◆ What the task asks: Copy out every line exactly, passing over the pictures.

◆ Dataset content:
[Begin]
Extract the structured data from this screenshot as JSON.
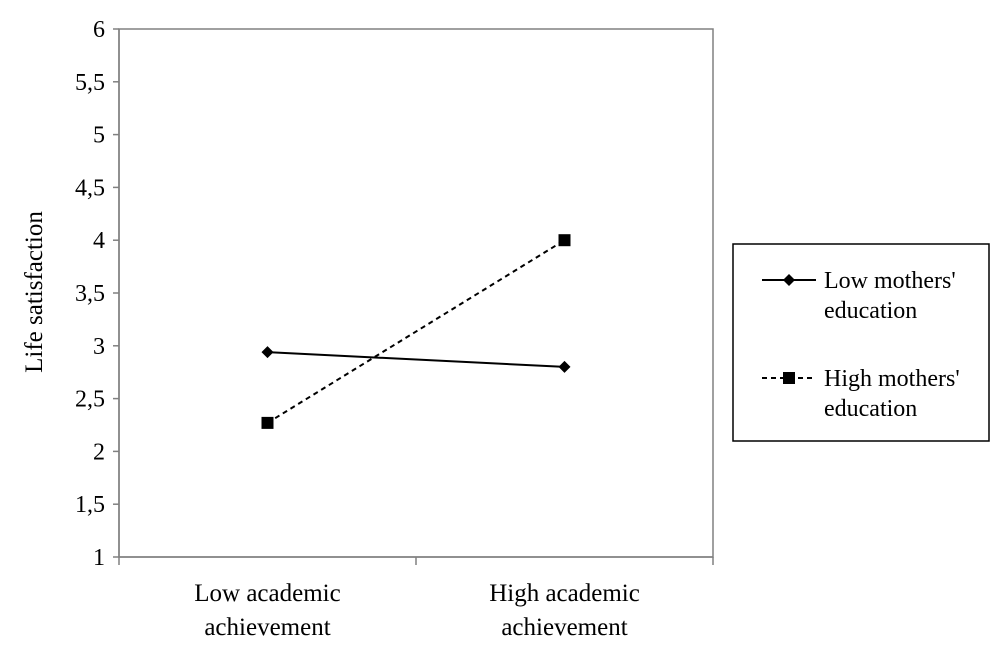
{
  "chart_data": {
    "type": "line",
    "xlabel": "",
    "ylabel": "Life satisfaction",
    "ylim": [
      1,
      6
    ],
    "y_ticks": [
      "1",
      "1,5",
      "2",
      "2,5",
      "3",
      "3,5",
      "4",
      "4,5",
      "5",
      "5,5",
      "6"
    ],
    "categories": [
      [
        "Low academic",
        "achievement"
      ],
      [
        "High academic",
        "achievement"
      ]
    ],
    "grid": false,
    "legend_position": "right",
    "series": [
      {
        "name": [
          "Low mothers'",
          "education"
        ],
        "values": [
          2.94,
          2.8
        ],
        "marker": "diamond",
        "line_style": "solid",
        "color": "#000000"
      },
      {
        "name": [
          "High mothers'",
          "education"
        ],
        "values": [
          2.27,
          4.0
        ],
        "marker": "square",
        "line_style": "dashed",
        "color": "#000000"
      }
    ]
  }
}
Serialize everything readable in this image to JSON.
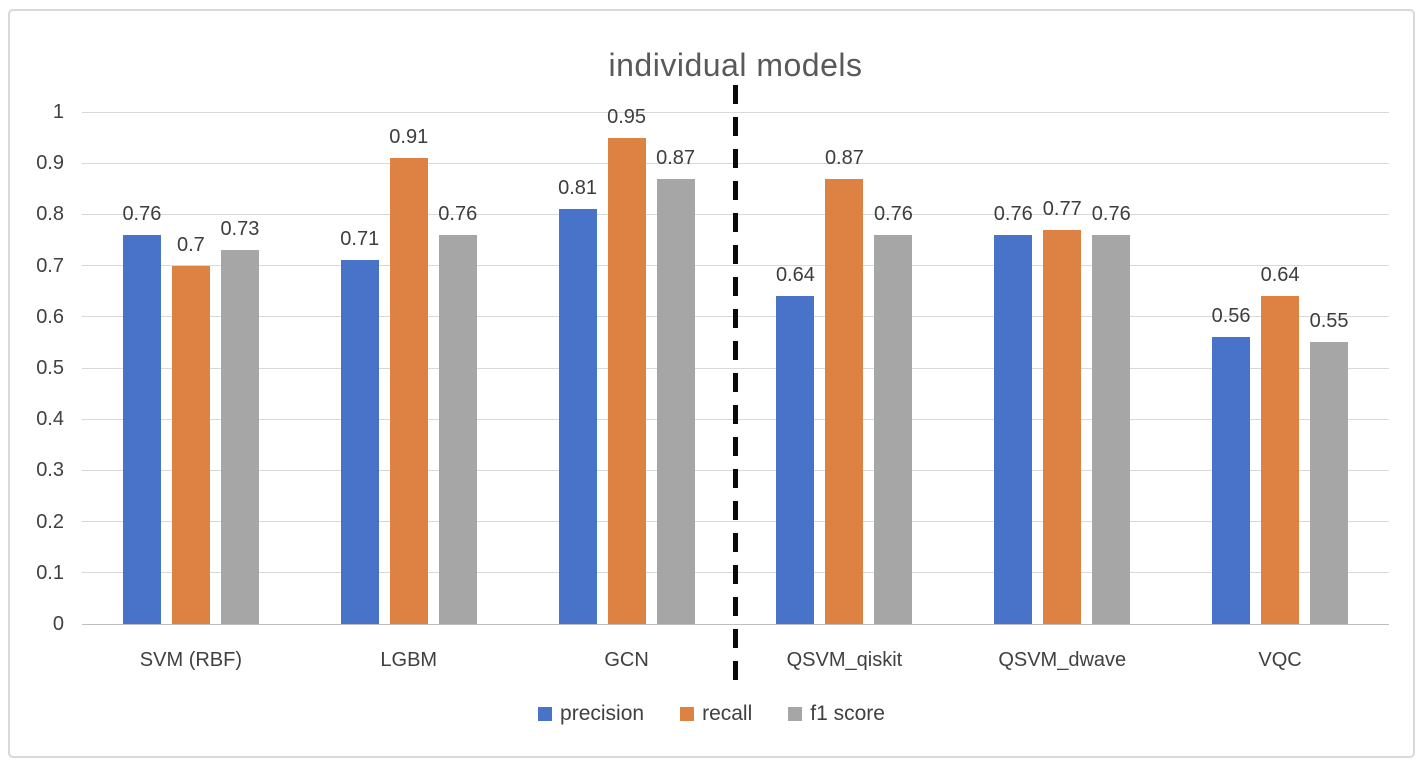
{
  "chart_data": {
    "type": "bar",
    "title": "individual models",
    "categories": [
      "SVM (RBF)",
      "LGBM",
      "GCN",
      "QSVM_qiskit",
      "QSVM_dwave",
      "VQC"
    ],
    "series": [
      {
        "name": "precision",
        "color": "#4973c8",
        "values": [
          0.76,
          0.71,
          0.81,
          0.64,
          0.76,
          0.56
        ]
      },
      {
        "name": "recall",
        "color": "#de8244",
        "values": [
          0.7,
          0.91,
          0.95,
          0.87,
          0.77,
          0.64
        ]
      },
      {
        "name": "f1 score",
        "color": "#a6a6a6",
        "values": [
          0.73,
          0.76,
          0.87,
          0.76,
          0.76,
          0.55
        ]
      }
    ],
    "ylim": [
      0,
      1
    ],
    "ytick_step": 0.1,
    "ytick_labels": [
      "0",
      "0.1",
      "0.2",
      "0.3",
      "0.4",
      "0.5",
      "0.6",
      "0.7",
      "0.8",
      "0.9",
      "1"
    ],
    "grid": true,
    "legend_position": "bottom",
    "data_labels_shown": true,
    "separator": {
      "after_category_index": 2,
      "style": "dashed",
      "color": "#0a0a0a"
    }
  },
  "colors": {
    "gridline": "#d9d9d9",
    "axis_line": "#bfbfbf",
    "title_text": "#595959",
    "label_text": "#404040",
    "figure_border": "#d9d9d9"
  }
}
[End]
◆ Reply to the task:
Extract the structured data from this screenshot as JSON.
{
  "chart_data": {
    "type": "line",
    "xlabel": "",
    "ylabel": "Life satisfaction",
    "ylim": [
      1,
      6
    ],
    "y_ticks": [
      "1",
      "1,5",
      "2",
      "2,5",
      "3",
      "3,5",
      "4",
      "4,5",
      "5",
      "5,5",
      "6"
    ],
    "categories": [
      [
        "Low academic",
        "achievement"
      ],
      [
        "High academic",
        "achievement"
      ]
    ],
    "grid": false,
    "legend_position": "right",
    "series": [
      {
        "name": [
          "Low mothers'",
          "education"
        ],
        "values": [
          2.94,
          2.8
        ],
        "marker": "diamond",
        "line_style": "solid",
        "color": "#000000"
      },
      {
        "name": [
          "High mothers'",
          "education"
        ],
        "values": [
          2.27,
          4.0
        ],
        "marker": "square",
        "line_style": "dashed",
        "color": "#000000"
      }
    ]
  }
}
Serialize everything readable in this image to JSON.
{
  "chart_data": {
    "type": "bar",
    "title": "individual models",
    "categories": [
      "SVM (RBF)",
      "LGBM",
      "GCN",
      "QSVM_qiskit",
      "QSVM_dwave",
      "VQC"
    ],
    "series": [
      {
        "name": "precision",
        "color": "#4973c8",
        "values": [
          0.76,
          0.71,
          0.81,
          0.64,
          0.76,
          0.56
        ]
      },
      {
        "name": "recall",
        "color": "#de8244",
        "values": [
          0.7,
          0.91,
          0.95,
          0.87,
          0.77,
          0.64
        ]
      },
      {
        "name": "f1 score",
        "color": "#a6a6a6",
        "values": [
          0.73,
          0.76,
          0.87,
          0.76,
          0.76,
          0.55
        ]
      }
    ],
    "ylim": [
      0,
      1
    ],
    "ytick_step": 0.1,
    "ytick_labels": [
      "0",
      "0.1",
      "0.2",
      "0.3",
      "0.4",
      "0.5",
      "0.6",
      "0.7",
      "0.8",
      "0.9",
      "1"
    ],
    "grid": true,
    "legend_position": "bottom",
    "data_labels_shown": true,
    "separator": {
      "after_category_index": 2,
      "style": "dashed",
      "color": "#0a0a0a"
    }
  },
  "colors": {
    "gridline": "#d9d9d9",
    "axis_line": "#bfbfbf",
    "title_text": "#595959",
    "label_text": "#404040",
    "figure_border": "#d9d9d9"
  }
}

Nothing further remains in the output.